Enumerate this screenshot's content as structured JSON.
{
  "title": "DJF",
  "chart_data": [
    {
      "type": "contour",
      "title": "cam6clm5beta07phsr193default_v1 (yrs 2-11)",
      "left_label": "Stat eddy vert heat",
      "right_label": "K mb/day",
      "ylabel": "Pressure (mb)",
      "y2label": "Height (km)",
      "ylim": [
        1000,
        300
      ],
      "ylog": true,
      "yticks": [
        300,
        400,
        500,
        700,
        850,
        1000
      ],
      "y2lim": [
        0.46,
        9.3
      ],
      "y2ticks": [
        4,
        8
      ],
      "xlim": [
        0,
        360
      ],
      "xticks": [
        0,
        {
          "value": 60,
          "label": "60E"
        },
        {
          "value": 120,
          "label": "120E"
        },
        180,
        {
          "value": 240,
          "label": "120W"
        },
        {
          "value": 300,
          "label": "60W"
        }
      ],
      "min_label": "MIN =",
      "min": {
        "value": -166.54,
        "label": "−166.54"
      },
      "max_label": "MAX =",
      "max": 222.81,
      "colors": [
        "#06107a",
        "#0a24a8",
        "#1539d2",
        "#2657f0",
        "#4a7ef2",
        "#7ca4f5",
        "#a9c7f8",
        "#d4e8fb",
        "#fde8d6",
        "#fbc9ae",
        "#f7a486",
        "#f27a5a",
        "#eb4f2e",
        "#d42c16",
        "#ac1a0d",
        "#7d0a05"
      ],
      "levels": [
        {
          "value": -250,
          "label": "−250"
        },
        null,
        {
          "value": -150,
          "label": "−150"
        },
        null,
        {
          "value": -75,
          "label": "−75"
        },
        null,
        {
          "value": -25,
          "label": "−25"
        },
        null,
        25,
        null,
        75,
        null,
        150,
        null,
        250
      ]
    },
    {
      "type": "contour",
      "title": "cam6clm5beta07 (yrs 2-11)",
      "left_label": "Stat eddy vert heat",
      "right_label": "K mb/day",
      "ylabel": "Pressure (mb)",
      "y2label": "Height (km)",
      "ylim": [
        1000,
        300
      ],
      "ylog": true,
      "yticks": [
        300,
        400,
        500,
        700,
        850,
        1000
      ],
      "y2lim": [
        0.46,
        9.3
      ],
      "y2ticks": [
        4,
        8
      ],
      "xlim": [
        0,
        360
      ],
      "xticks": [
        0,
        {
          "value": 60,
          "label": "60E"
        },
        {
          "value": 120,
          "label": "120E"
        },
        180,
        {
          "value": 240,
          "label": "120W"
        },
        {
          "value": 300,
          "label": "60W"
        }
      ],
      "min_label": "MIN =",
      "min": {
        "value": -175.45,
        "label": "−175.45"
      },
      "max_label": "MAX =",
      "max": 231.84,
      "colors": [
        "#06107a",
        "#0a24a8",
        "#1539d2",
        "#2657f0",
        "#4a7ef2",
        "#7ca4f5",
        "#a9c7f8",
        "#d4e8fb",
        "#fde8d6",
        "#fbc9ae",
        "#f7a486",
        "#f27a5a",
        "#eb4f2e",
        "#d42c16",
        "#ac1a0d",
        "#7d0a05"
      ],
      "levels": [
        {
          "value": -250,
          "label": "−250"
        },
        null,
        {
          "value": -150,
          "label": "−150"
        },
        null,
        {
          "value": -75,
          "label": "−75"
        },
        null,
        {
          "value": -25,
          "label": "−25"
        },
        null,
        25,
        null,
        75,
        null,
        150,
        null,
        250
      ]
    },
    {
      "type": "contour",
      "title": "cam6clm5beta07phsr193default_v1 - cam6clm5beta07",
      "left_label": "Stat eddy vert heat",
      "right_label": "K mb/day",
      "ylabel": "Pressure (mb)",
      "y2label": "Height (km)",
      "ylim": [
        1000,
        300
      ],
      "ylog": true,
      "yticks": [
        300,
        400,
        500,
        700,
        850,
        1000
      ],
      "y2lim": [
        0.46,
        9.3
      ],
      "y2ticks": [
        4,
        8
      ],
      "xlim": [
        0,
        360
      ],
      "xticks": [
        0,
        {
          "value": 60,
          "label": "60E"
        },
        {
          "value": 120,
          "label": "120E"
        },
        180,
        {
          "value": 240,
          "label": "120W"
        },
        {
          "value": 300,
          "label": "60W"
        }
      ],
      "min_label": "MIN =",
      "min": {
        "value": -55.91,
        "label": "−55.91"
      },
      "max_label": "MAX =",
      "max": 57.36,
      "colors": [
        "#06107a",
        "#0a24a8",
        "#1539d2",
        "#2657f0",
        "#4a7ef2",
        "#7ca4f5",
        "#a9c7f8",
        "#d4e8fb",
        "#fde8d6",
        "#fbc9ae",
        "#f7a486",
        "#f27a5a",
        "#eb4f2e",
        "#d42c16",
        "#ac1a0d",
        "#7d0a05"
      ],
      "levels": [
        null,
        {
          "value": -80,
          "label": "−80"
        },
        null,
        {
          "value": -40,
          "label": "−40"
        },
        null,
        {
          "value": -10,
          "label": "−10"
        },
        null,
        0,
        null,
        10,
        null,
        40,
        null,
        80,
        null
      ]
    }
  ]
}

> Problem
Above are the records; retype every one exactly.

> Response to this exercise
Enumerate this screenshot's content as structured JSON.
{
  "title": "DJF",
  "chart_data": [
    {
      "type": "contour",
      "title": "cam6clm5beta07phsr193default_v1 (yrs 2-11)",
      "left_label": "Stat eddy vert heat",
      "right_label": "K mb/day",
      "ylabel": "Pressure (mb)",
      "y2label": "Height (km)",
      "ylim": [
        1000,
        300
      ],
      "ylog": true,
      "yticks": [
        300,
        400,
        500,
        700,
        850,
        1000
      ],
      "y2lim": [
        0.46,
        9.3
      ],
      "y2ticks": [
        4,
        8
      ],
      "xlim": [
        0,
        360
      ],
      "xticks": [
        0,
        {
          "value": 60,
          "label": "60E"
        },
        {
          "value": 120,
          "label": "120E"
        },
        180,
        {
          "value": 240,
          "label": "120W"
        },
        {
          "value": 300,
          "label": "60W"
        }
      ],
      "min_label": "MIN =",
      "min": {
        "value": -166.54,
        "label": "−166.54"
      },
      "max_label": "MAX =",
      "max": 222.81,
      "colors": [
        "#06107a",
        "#0a24a8",
        "#1539d2",
        "#2657f0",
        "#4a7ef2",
        "#7ca4f5",
        "#a9c7f8",
        "#d4e8fb",
        "#fde8d6",
        "#fbc9ae",
        "#f7a486",
        "#f27a5a",
        "#eb4f2e",
        "#d42c16",
        "#ac1a0d",
        "#7d0a05"
      ],
      "levels": [
        {
          "value": -250,
          "label": "−250"
        },
        null,
        {
          "value": -150,
          "label": "−150"
        },
        null,
        {
          "value": -75,
          "label": "−75"
        },
        null,
        {
          "value": -25,
          "label": "−25"
        },
        null,
        25,
        null,
        75,
        null,
        150,
        null,
        250
      ]
    },
    {
      "type": "contour",
      "title": "cam6clm5beta07 (yrs 2-11)",
      "left_label": "Stat eddy vert heat",
      "right_label": "K mb/day",
      "ylabel": "Pressure (mb)",
      "y2label": "Height (km)",
      "ylim": [
        1000,
        300
      ],
      "ylog": true,
      "yticks": [
        300,
        400,
        500,
        700,
        850,
        1000
      ],
      "y2lim": [
        0.46,
        9.3
      ],
      "y2ticks": [
        4,
        8
      ],
      "xlim": [
        0,
        360
      ],
      "xticks": [
        0,
        {
          "value": 60,
          "label": "60E"
        },
        {
          "value": 120,
          "label": "120E"
        },
        180,
        {
          "value": 240,
          "label": "120W"
        },
        {
          "value": 300,
          "label": "60W"
        }
      ],
      "min_label": "MIN =",
      "min": {
        "value": -175.45,
        "label": "−175.45"
      },
      "max_label": "MAX =",
      "max": 231.84,
      "colors": [
        "#06107a",
        "#0a24a8",
        "#1539d2",
        "#2657f0",
        "#4a7ef2",
        "#7ca4f5",
        "#a9c7f8",
        "#d4e8fb",
        "#fde8d6",
        "#fbc9ae",
        "#f7a486",
        "#f27a5a",
        "#eb4f2e",
        "#d42c16",
        "#ac1a0d",
        "#7d0a05"
      ],
      "levels": [
        {
          "value": -250,
          "label": "−250"
        },
        null,
        {
          "value": -150,
          "label": "−150"
        },
        null,
        {
          "value": -75,
          "label": "−75"
        },
        null,
        {
          "value": -25,
          "label": "−25"
        },
        null,
        25,
        null,
        75,
        null,
        150,
        null,
        250
      ]
    },
    {
      "type": "contour",
      "title": "cam6clm5beta07phsr193default_v1 - cam6clm5beta07",
      "left_label": "Stat eddy vert heat",
      "right_label": "K mb/day",
      "ylabel": "Pressure (mb)",
      "y2label": "Height (km)",
      "ylim": [
        1000,
        300
      ],
      "ylog": true,
      "yticks": [
        300,
        400,
        500,
        700,
        850,
        1000
      ],
      "y2lim": [
        0.46,
        9.3
      ],
      "y2ticks": [
        4,
        8
      ],
      "xlim": [
        0,
        360
      ],
      "xticks": [
        0,
        {
          "value": 60,
          "label": "60E"
        },
        {
          "value": 120,
          "label": "120E"
        },
        180,
        {
          "value": 240,
          "label": "120W"
        },
        {
          "value": 300,
          "label": "60W"
        }
      ],
      "min_label": "MIN =",
      "min": {
        "value": -55.91,
        "label": "−55.91"
      },
      "max_label": "MAX =",
      "max": 57.36,
      "colors": [
        "#06107a",
        "#0a24a8",
        "#1539d2",
        "#2657f0",
        "#4a7ef2",
        "#7ca4f5",
        "#a9c7f8",
        "#d4e8fb",
        "#fde8d6",
        "#fbc9ae",
        "#f7a486",
        "#f27a5a",
        "#eb4f2e",
        "#d42c16",
        "#ac1a0d",
        "#7d0a05"
      ],
      "levels": [
        null,
        {
          "value": -80,
          "label": "−80"
        },
        null,
        {
          "value": -40,
          "label": "−40"
        },
        null,
        {
          "value": -10,
          "label": "−10"
        },
        null,
        0,
        null,
        10,
        null,
        40,
        null,
        80,
        null
      ]
    }
  ]
}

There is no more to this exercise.